> _Excerpted records_:
◆ ◆ ◆ ◆ ◆ ◆ ◆

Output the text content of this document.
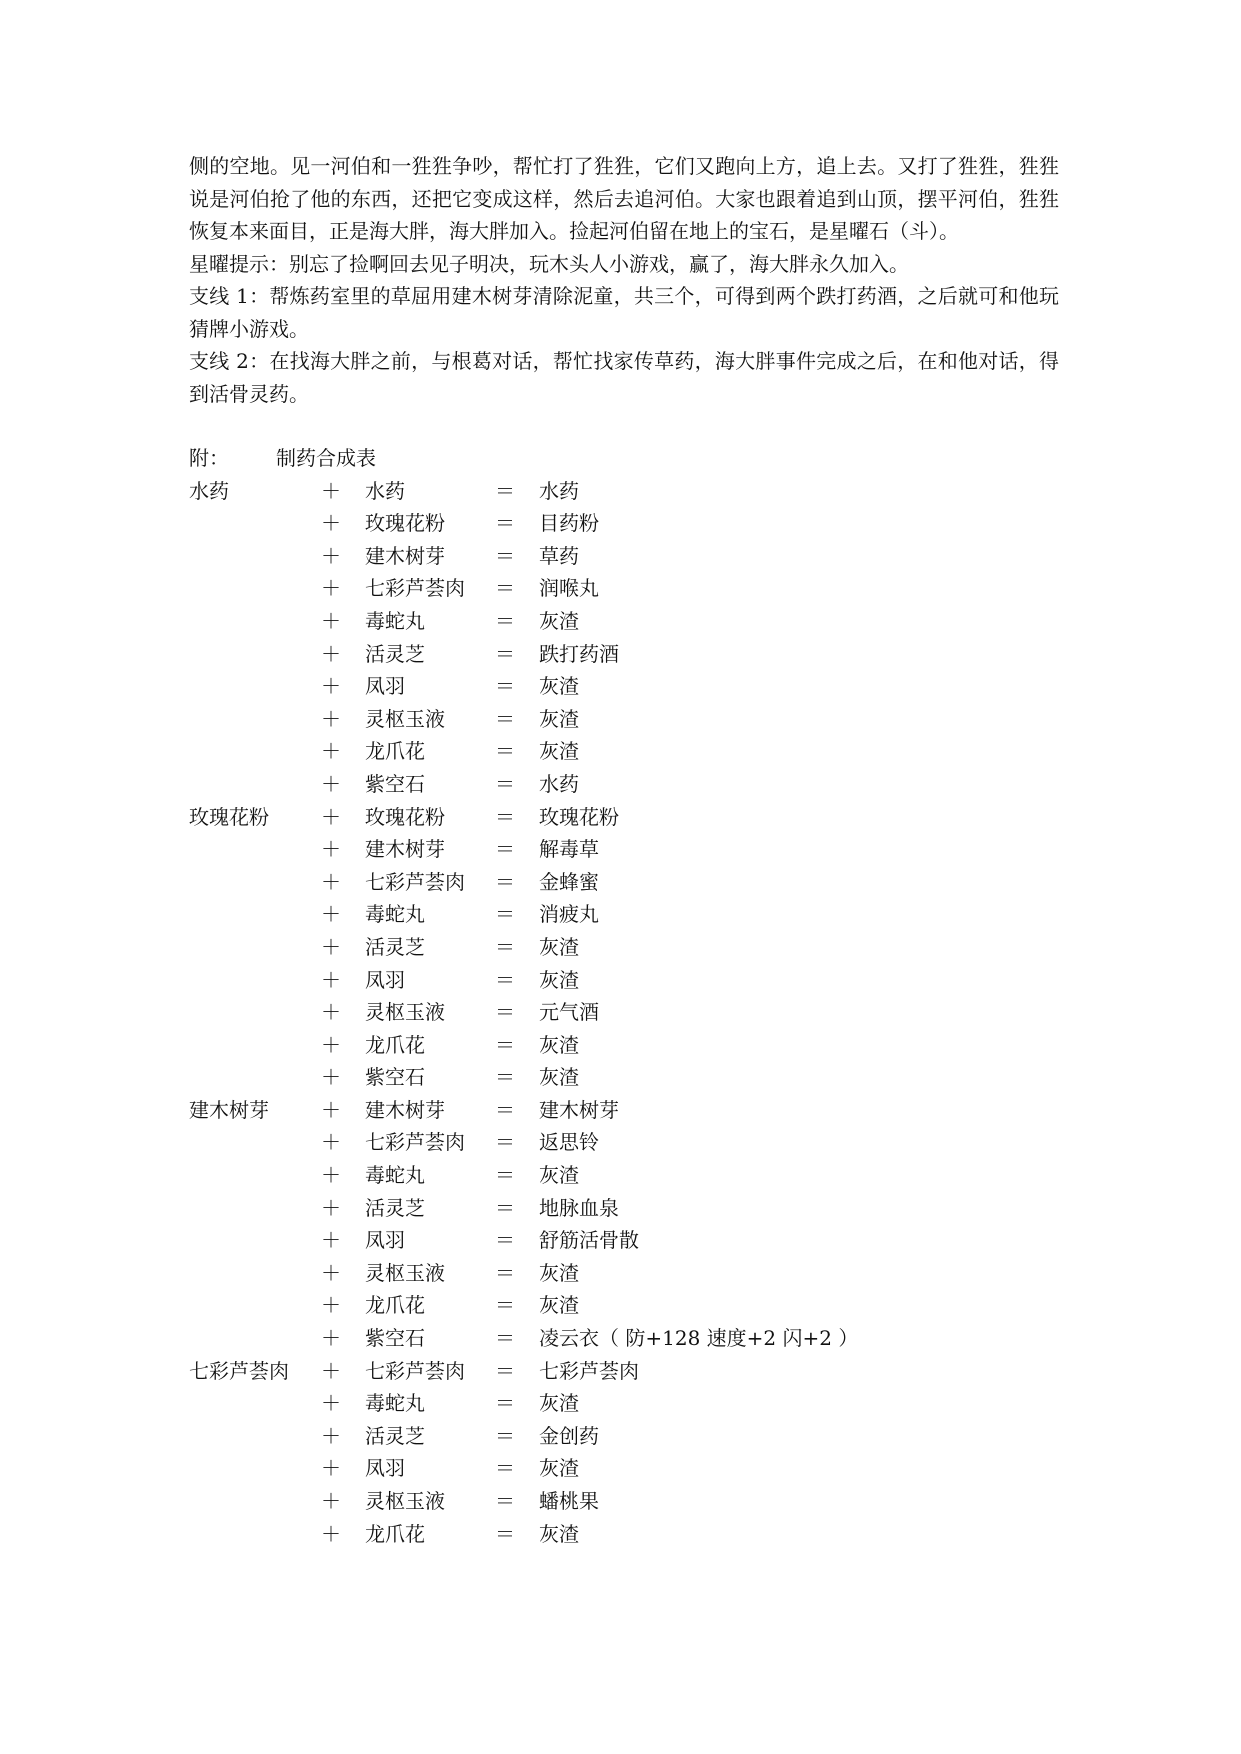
侧的空地。见一河伯和一狌狌争吵，帮忙打了狌狌，它们又跑向上方，追上去。又打了狌狌，狌狌说是河伯抢了他的东西，还把它变成这样，然后去追河伯。大家也跟着追到山顶，摆平河伯，狌狌恢复本来面目，正是海大胖，海大胖加入。捡起河伯留在地上的宝石，是星曜石（斗）。

星曜提示：别忘了捡啊回去见子明决，玩木头人小游戏，赢了，海大胖永久加入。

支线 1：帮炼药室里的草屈用建木树芽清除泥童，共三个，可得到两个跌打药酒，之后就可和他玩猜牌小游戏。

支线 2：在找海大胖之前，与根葛对话，帮忙找家传草药，海大胖事件完成之后，在和他对话，得到活骨灵药。

附： 制药合成表
水药	＋ 水药	＝ 水药
＋ 玫瑰花粉	＝ 目药粉
＋ 建木树芽	＝ 草药
＋ 七彩芦荟肉 ＝ 润喉丸
＋ 毒蛇丸	＝ 灰渣
＋ 活灵芝	＝ 跌打药酒
＋ 凤羽	＝ 灰渣
＋ 灵枢玉液	＝ 灰渣
＋ 龙爪花	＝ 灰渣
＋ 紫空石	＝ 水药
玫瑰花粉	＋ 玫瑰花粉	＝ 玫瑰花粉
＋ 建木树芽	＝ 解毒草
＋ 七彩芦荟肉 ＝ 金蜂蜜
＋ 毒蛇丸	＝ 消疲丸
＋ 活灵芝	＝ 灰渣
＋ 凤羽	＝ 灰渣
＋ 灵枢玉液	＝ 元气酒
＋ 龙爪花	＝ 灰渣
＋ 紫空石	＝ 灰渣
建木树芽	＋ 建木树芽	＝ 建木树芽
＋ 七彩芦荟肉 ＝ 返思铃
＋ 毒蛇丸	＝ 灰渣
＋ 活灵芝	＝ 地脉血泉
＋ 凤羽	＝ 舒筋活骨散
＋ 灵枢玉液	＝ 灰渣
＋ 龙爪花	＝ 灰渣
＋ 紫空石	＝ 凌云衣（ 防+128 速度+2 闪+2 ）
七彩芦荟肉 ＋ 七彩芦荟肉 ＝ 七彩芦荟肉
＋ 毒蛇丸	＝ 灰渣
＋ 活灵芝	＝ 金创药
＋ 凤羽	＝ 灰渣
＋ 灵枢玉液	＝ 蟠桃果
＋ 龙爪花	＝ 灰渣
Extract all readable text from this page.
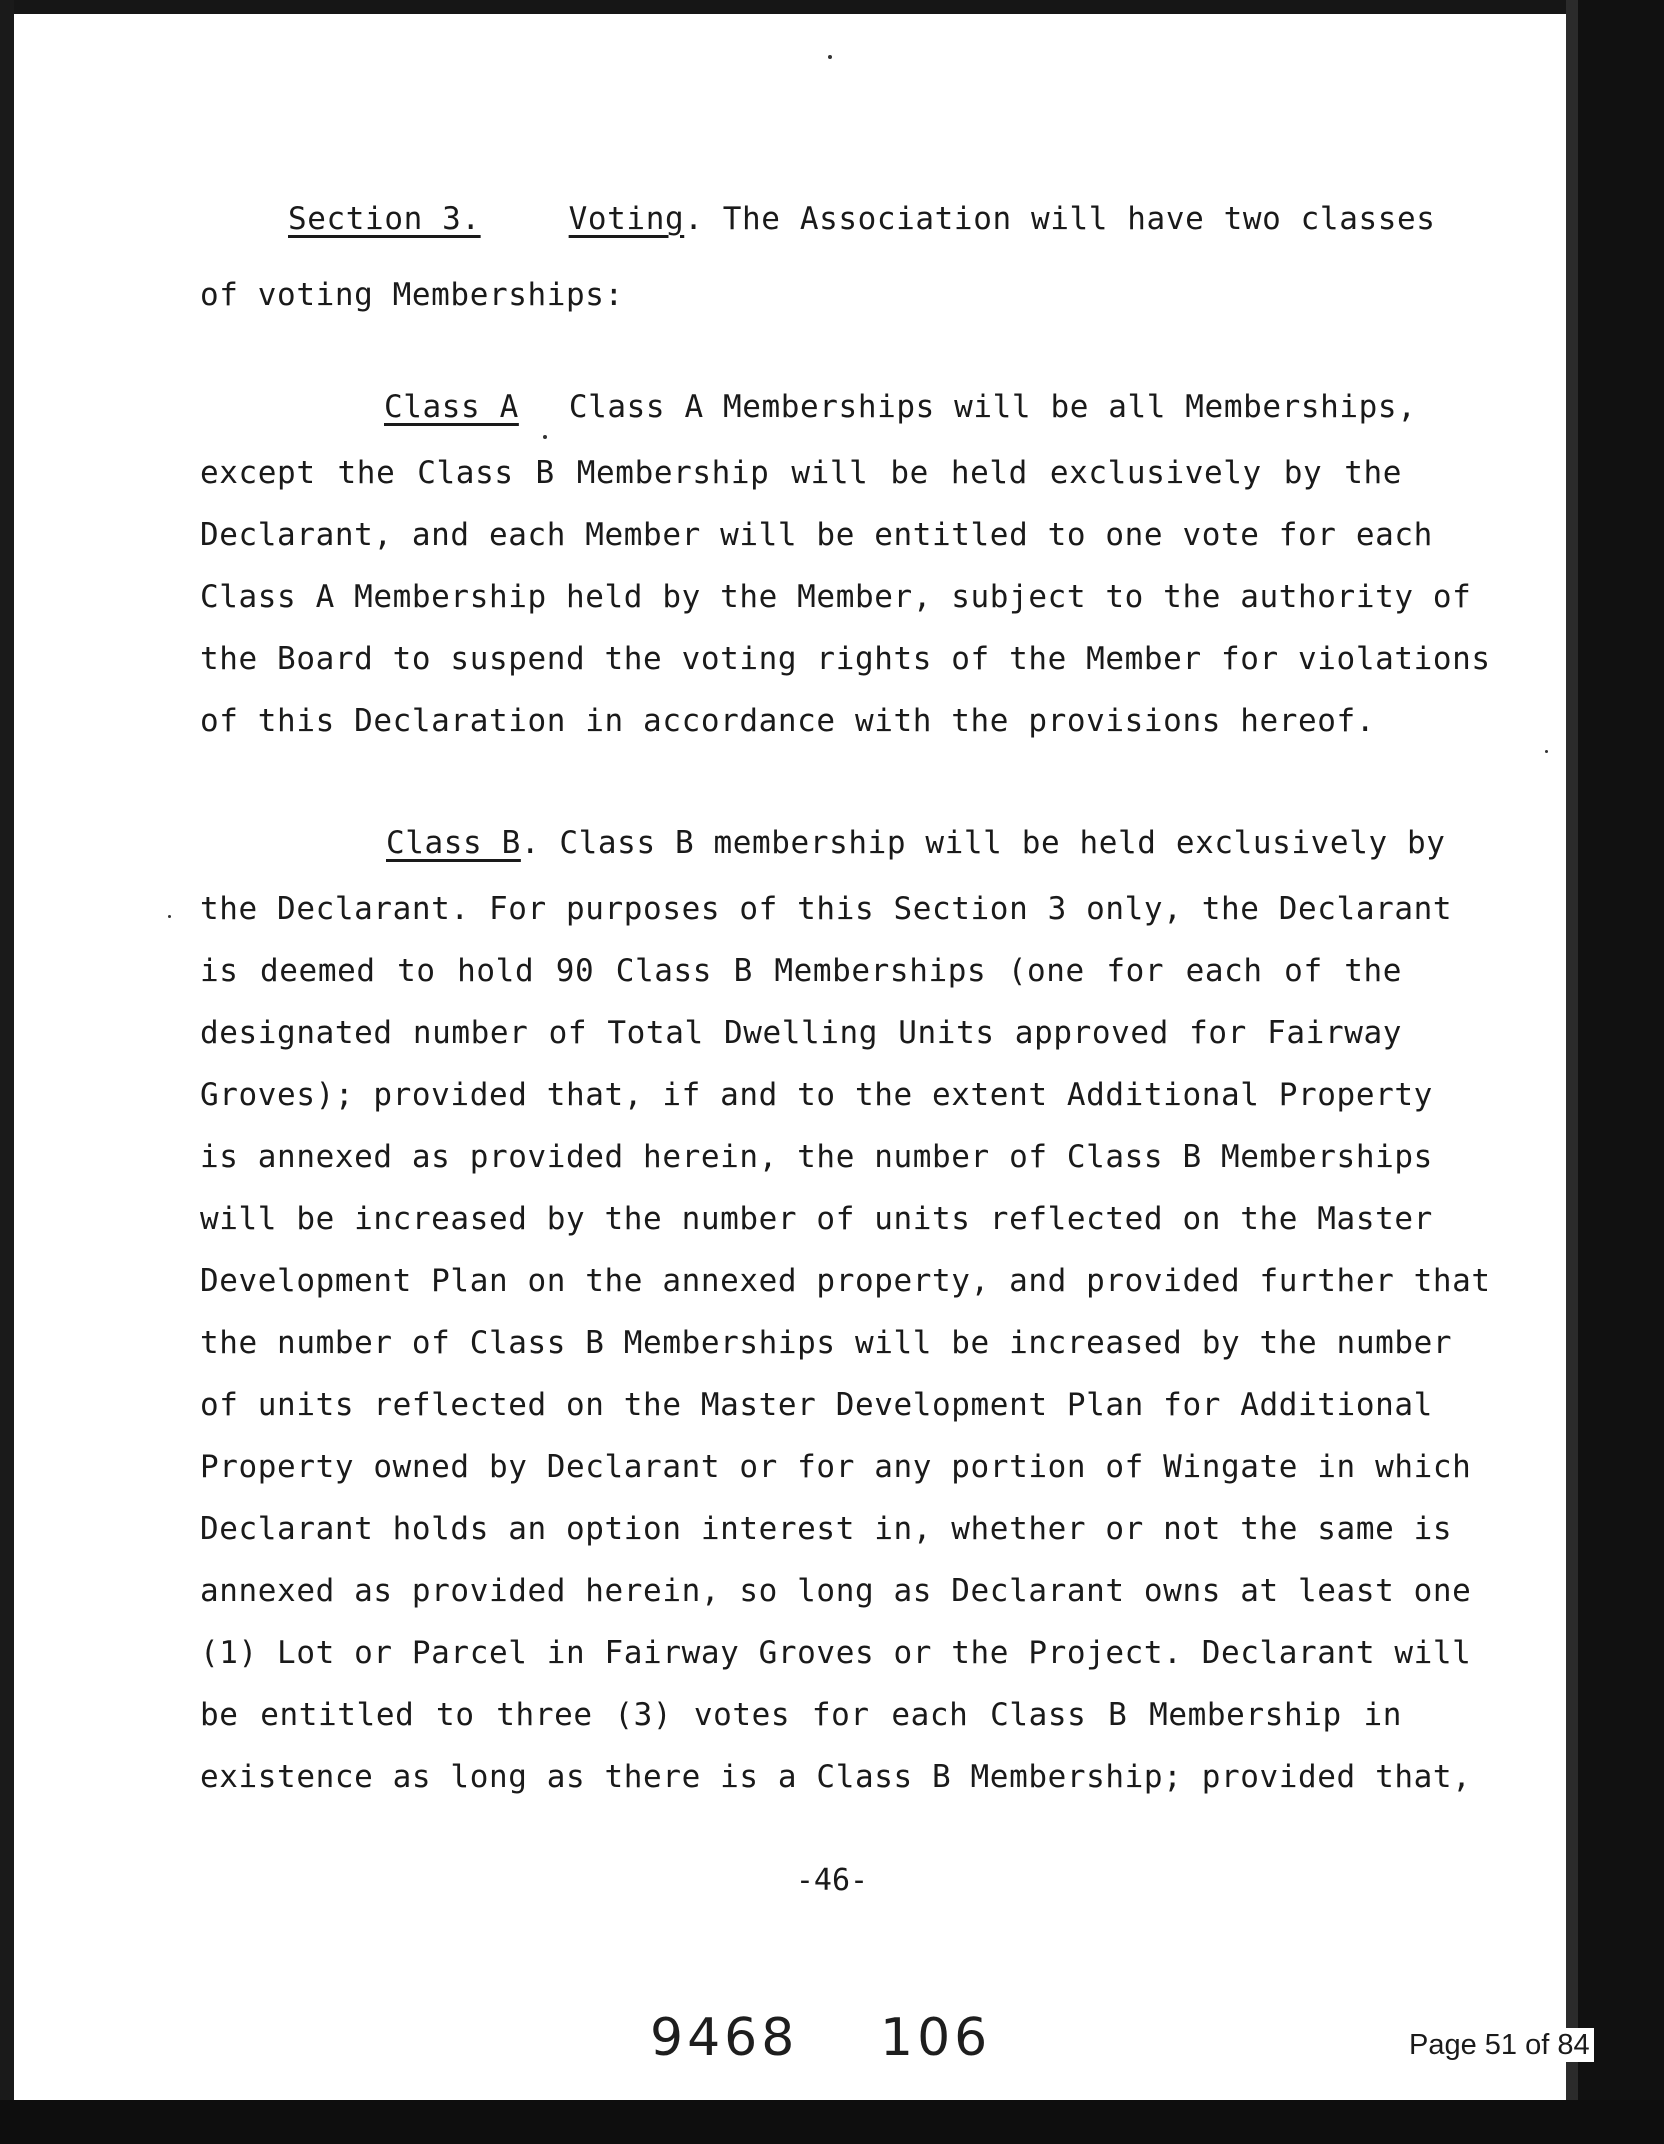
Section 3.	Voting. The Association will have two classes
of voting Memberships:
Class A Class A Memberships will be all Memberships,
except the Class B Membership will be held exclusively by the
Declarant, and each Member will be entitled to one vote for each
Class A Membership held by the Member, subject to the authority of
the Board to suspend the voting rights of the Member for violations
of this Declaration in accordance with the provisions hereof.
Class B. Class B membership will be held exclusively by
the Declarant. For purposes of this Section 3 only, the Declarant
is deemed to hold 90 Class B Memberships (one for each of the
designated number of Total Dwelling Units approved for Fairway
Groves); provided that, if and to the extent Additional Property
is annexed as provided herein, the number of Class B Memberships
will be increased by the number of units reflected on the Master
Development Plan on the annexed property, and provided further that
the number of Class B Memberships will be increased by the number
of units reflected on the Master Development Plan for Additional
Property owned by Declarant or for any portion of Wingate in which
Declarant holds an option interest in, whether or not the same is
annexed as provided herein, so long as Declarant owns at least one
(1) Lot or Parcel in Fairway Groves or the Project. Declarant will
be entitled to three (3) votes for each Class B Membership in
existence as long as there is a Class B Membership; provided that,
-46-
9468 106	Page 51 of 84
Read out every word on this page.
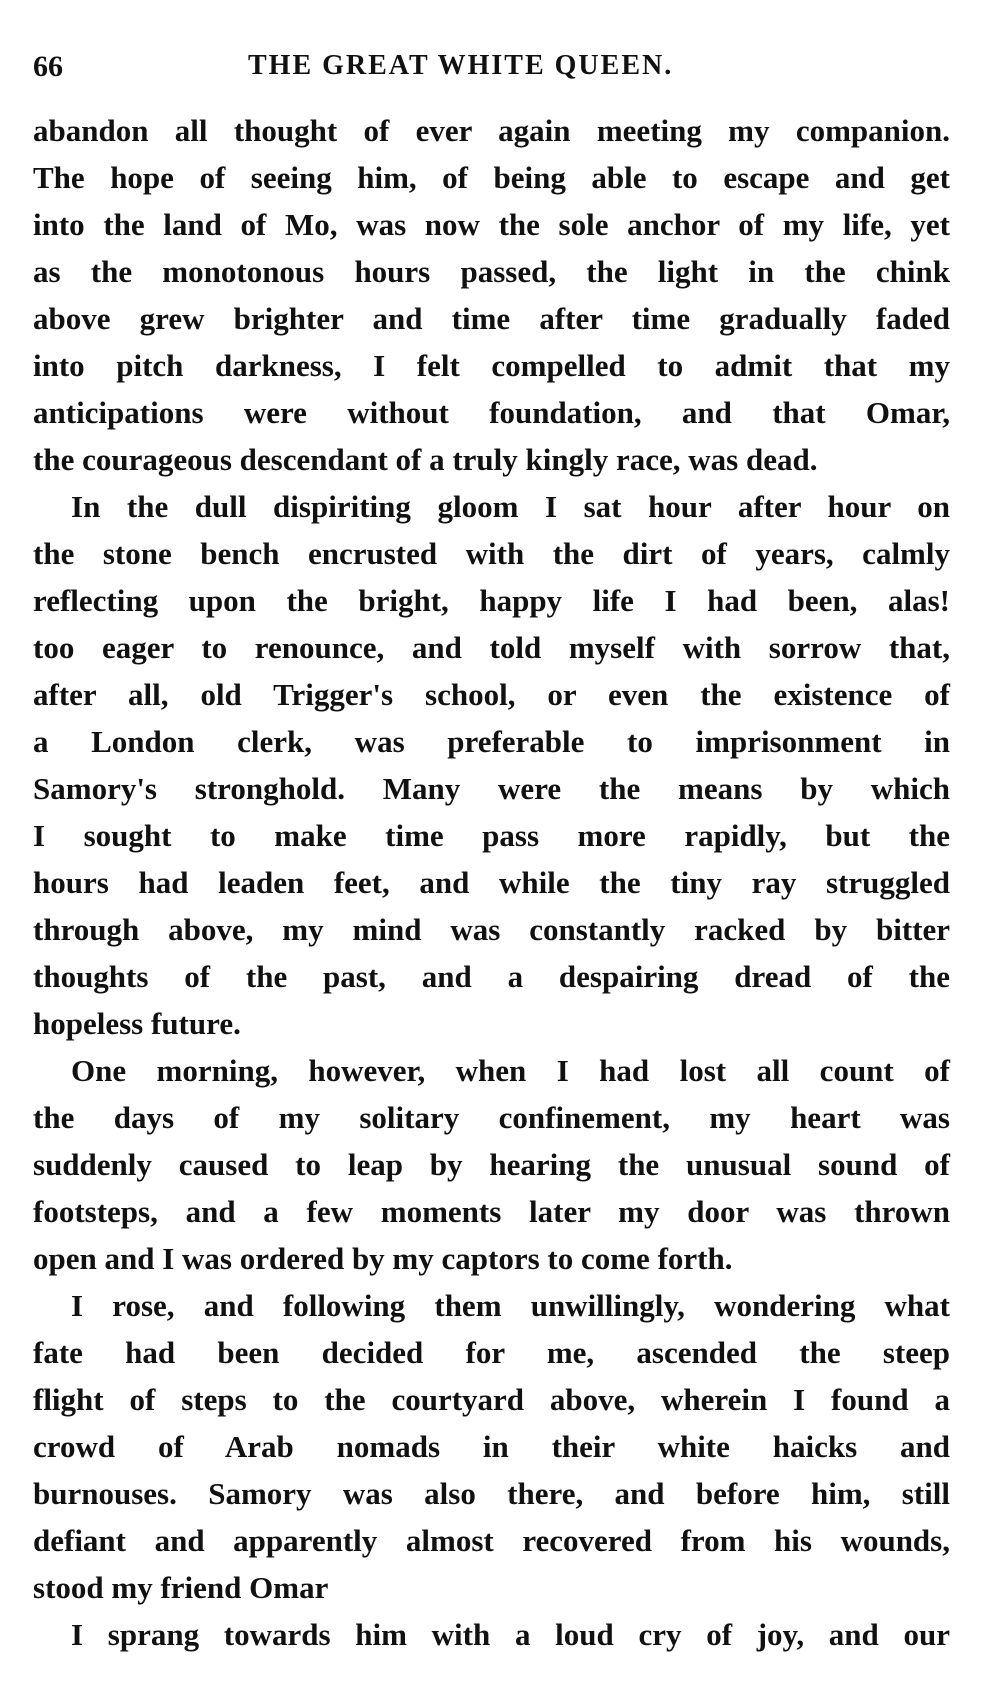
66	THE GREAT WHITE QUEEN.
abandon all thought of ever again meeting my companion.
The hope of seeing him, of being able to escape and get
into the land of Mo, was now the sole anchor of my life, yet
as the monotonous hours passed, the light in the chink
above grew brighter and time after time gradually faded
into pitch darkness, I felt compelled to admit that my
anticipations were without foundation, and that Omar,
the courageous descendant of a truly kingly race, was dead.
In the dull dispiriting gloom I sat hour after hour on
the stone bench encrusted with the dirt of years, calmly
reflecting upon the bright, happy life I had been, alas!
too eager to renounce, and told myself with sorrow that,
after all, old Trigger's school, or even the existence of
a London clerk, was preferable to imprisonment in
Samory's stronghold. Many were the means by which
I sought to make time pass more rapidly, but the
hours had leaden feet, and while the tiny ray struggled
through above, my mind was constantly racked by bitter
thoughts of the past, and a despairing dread of the
hopeless future.
One morning, however, when I had lost all count of
the days of my solitary confinement, my heart was
suddenly caused to leap by hearing the unusual sound of
footsteps, and a few moments later my door was thrown
open and I was ordered by my captors to come forth.
I rose, and following them unwillingly, wondering what
fate had been decided for me, ascended the steep
flight of steps to the courtyard above, wherein I found a
crowd of Arab nomads in their white haicks and
burnouses. Samory was also there, and before him, still
defiant and apparently almost recovered from his wounds,
stood my friend Omar
I sprang towards him with a loud cry of joy, and our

◆ ◆ ◆ ◆ ◆ ◆ ◆

> _What you need to do_: Look above for lines with the word "that" and copy them all.

> _Solution to this problem_:
Groves); provided that, if and to the extent Additional Property
Development Plan on the annexed property, and provided further that
existence as long as there is a Class B Membership; provided that,
into pitch darkness, I felt compelled to admit that my
anticipations were without foundation, and that Omar,
too eager to renounce, and told myself with sorrow that,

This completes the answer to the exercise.